**Short task**
Skip the images. Copy the records exactly as written.

(Records from a collection of figures)
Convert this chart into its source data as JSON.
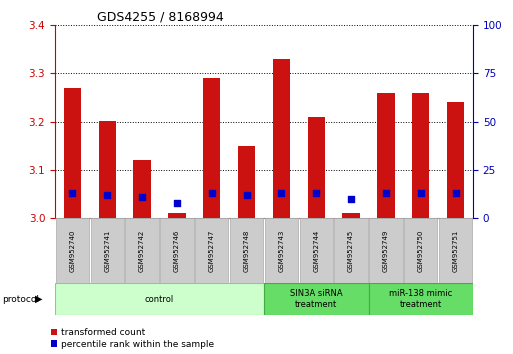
{
  "title": "GDS4255 / 8168994",
  "samples": [
    "GSM952740",
    "GSM952741",
    "GSM952742",
    "GSM952746",
    "GSM952747",
    "GSM952748",
    "GSM952743",
    "GSM952744",
    "GSM952745",
    "GSM952749",
    "GSM952750",
    "GSM952751"
  ],
  "transformed_count": [
    3.27,
    3.2,
    3.12,
    3.01,
    3.29,
    3.15,
    3.33,
    3.21,
    3.01,
    3.26,
    3.26,
    3.24
  ],
  "percentile_rank": [
    13,
    12,
    11,
    8,
    13,
    12,
    13,
    13,
    10,
    13,
    13,
    13
  ],
  "ylim_left": [
    3.0,
    3.4
  ],
  "ylim_right": [
    0,
    100
  ],
  "yticks_left": [
    3.0,
    3.1,
    3.2,
    3.3,
    3.4
  ],
  "yticks_right": [
    0,
    25,
    50,
    75,
    100
  ],
  "bar_color": "#cc1111",
  "dot_color": "#0000cc",
  "groups": [
    {
      "label": "control",
      "start": 0,
      "end": 6,
      "color": "#ccffcc",
      "border": "#88cc88"
    },
    {
      "label": "SIN3A siRNA\ntreatment",
      "start": 6,
      "end": 9,
      "color": "#66dd66",
      "border": "#44aa44"
    },
    {
      "label": "miR-138 mimic\ntreatment",
      "start": 9,
      "end": 12,
      "color": "#66dd66",
      "border": "#44aa44"
    }
  ],
  "legend_items": [
    {
      "label": "transformed count",
      "color": "#cc1111"
    },
    {
      "label": "percentile rank within the sample",
      "color": "#0000cc"
    }
  ],
  "protocol_label": "protocol",
  "bar_width": 0.5,
  "background_color": "#ffffff",
  "left_axis_color": "#cc0000",
  "right_axis_color": "#0000bb",
  "label_box_color": "#cccccc",
  "label_box_edge": "#aaaaaa"
}
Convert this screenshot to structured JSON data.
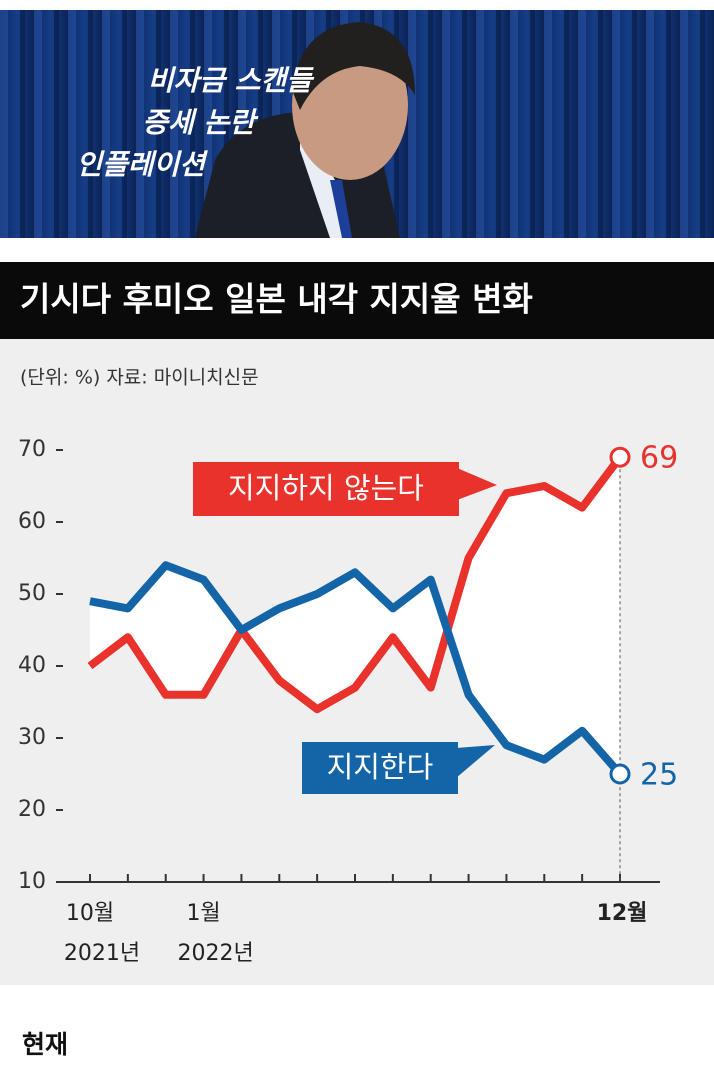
{
  "photo": {
    "captions": [
      "비자금 스캔들",
      "증세 논란",
      "인플레이션"
    ]
  },
  "chart_data": {
    "type": "line",
    "title": "기시다 후미오 일본 내각 지지율 변화",
    "subtitle": "(단위: %) 자료: 마이니치신문",
    "categories": [
      "10월",
      null,
      null,
      "1월",
      null,
      null,
      null,
      null,
      null,
      null,
      null,
      null,
      null,
      null,
      "12월"
    ],
    "category_years": [
      "2021년",
      null,
      null,
      "2022년",
      null,
      null,
      null,
      null,
      null,
      null,
      null,
      null,
      null,
      null,
      null
    ],
    "series": [
      {
        "name": "지지하지 않는다",
        "color": "#e8322b",
        "values": [
          40,
          44,
          36,
          36,
          45,
          38,
          34,
          37,
          44,
          37,
          55,
          64,
          65,
          62,
          69
        ]
      },
      {
        "name": "지지한다",
        "color": "#1465a8",
        "values": [
          49,
          48,
          54,
          52,
          45,
          48,
          50,
          53,
          48,
          52,
          36,
          29,
          27,
          31,
          25
        ]
      }
    ],
    "ylim": [
      10,
      70
    ],
    "yticks": [
      10,
      20,
      30,
      40,
      50,
      60,
      70
    ]
  },
  "footer": {
    "caption": "현재"
  }
}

**Final result**
Convert this chart into its source data as JSON.
{
  "title": "GDS4255 / 8168994",
  "samples": [
    "GSM952740",
    "GSM952741",
    "GSM952742",
    "GSM952746",
    "GSM952747",
    "GSM952748",
    "GSM952743",
    "GSM952744",
    "GSM952745",
    "GSM952749",
    "GSM952750",
    "GSM952751"
  ],
  "transformed_count": [
    3.27,
    3.2,
    3.12,
    3.01,
    3.29,
    3.15,
    3.33,
    3.21,
    3.01,
    3.26,
    3.26,
    3.24
  ],
  "percentile_rank": [
    13,
    12,
    11,
    8,
    13,
    12,
    13,
    13,
    10,
    13,
    13,
    13
  ],
  "ylim_left": [
    3.0,
    3.4
  ],
  "ylim_right": [
    0,
    100
  ],
  "yticks_left": [
    3.0,
    3.1,
    3.2,
    3.3,
    3.4
  ],
  "yticks_right": [
    0,
    25,
    50,
    75,
    100
  ],
  "bar_color": "#cc1111",
  "dot_color": "#0000cc",
  "groups": [
    {
      "label": "control",
      "start": 0,
      "end": 6,
      "color": "#ccffcc",
      "border": "#88cc88"
    },
    {
      "label": "SIN3A siRNA\ntreatment",
      "start": 6,
      "end": 9,
      "color": "#66dd66",
      "border": "#44aa44"
    },
    {
      "label": "miR-138 mimic\ntreatment",
      "start": 9,
      "end": 12,
      "color": "#66dd66",
      "border": "#44aa44"
    }
  ],
  "legend_items": [
    {
      "label": "transformed count",
      "color": "#cc1111"
    },
    {
      "label": "percentile rank within the sample",
      "color": "#0000cc"
    }
  ],
  "protocol_label": "protocol",
  "bar_width": 0.5,
  "background_color": "#ffffff",
  "left_axis_color": "#cc0000",
  "right_axis_color": "#0000bb",
  "label_box_color": "#cccccc",
  "label_box_edge": "#aaaaaa"
}
Convert this screenshot to structured JSON data.
{
  "photo": {
    "captions": [
      "비자금 스캔들",
      "증세 논란",
      "인플레이션"
    ]
  },
  "chart_data": {
    "type": "line",
    "title": "기시다 후미오 일본 내각 지지율 변화",
    "subtitle": "(단위: %) 자료: 마이니치신문",
    "categories": [
      "10월",
      null,
      null,
      "1월",
      null,
      null,
      null,
      null,
      null,
      null,
      null,
      null,
      null,
      null,
      "12월"
    ],
    "category_years": [
      "2021년",
      null,
      null,
      "2022년",
      null,
      null,
      null,
      null,
      null,
      null,
      null,
      null,
      null,
      null,
      null
    ],
    "series": [
      {
        "name": "지지하지 않는다",
        "color": "#e8322b",
        "values": [
          40,
          44,
          36,
          36,
          45,
          38,
          34,
          37,
          44,
          37,
          55,
          64,
          65,
          62,
          69
        ]
      },
      {
        "name": "지지한다",
        "color": "#1465a8",
        "values": [
          49,
          48,
          54,
          52,
          45,
          48,
          50,
          53,
          48,
          52,
          36,
          29,
          27,
          31,
          25
        ]
      }
    ],
    "ylim": [
      10,
      70
    ],
    "yticks": [
      10,
      20,
      30,
      40,
      50,
      60,
      70
    ]
  },
  "footer": {
    "caption": "현재"
  }
}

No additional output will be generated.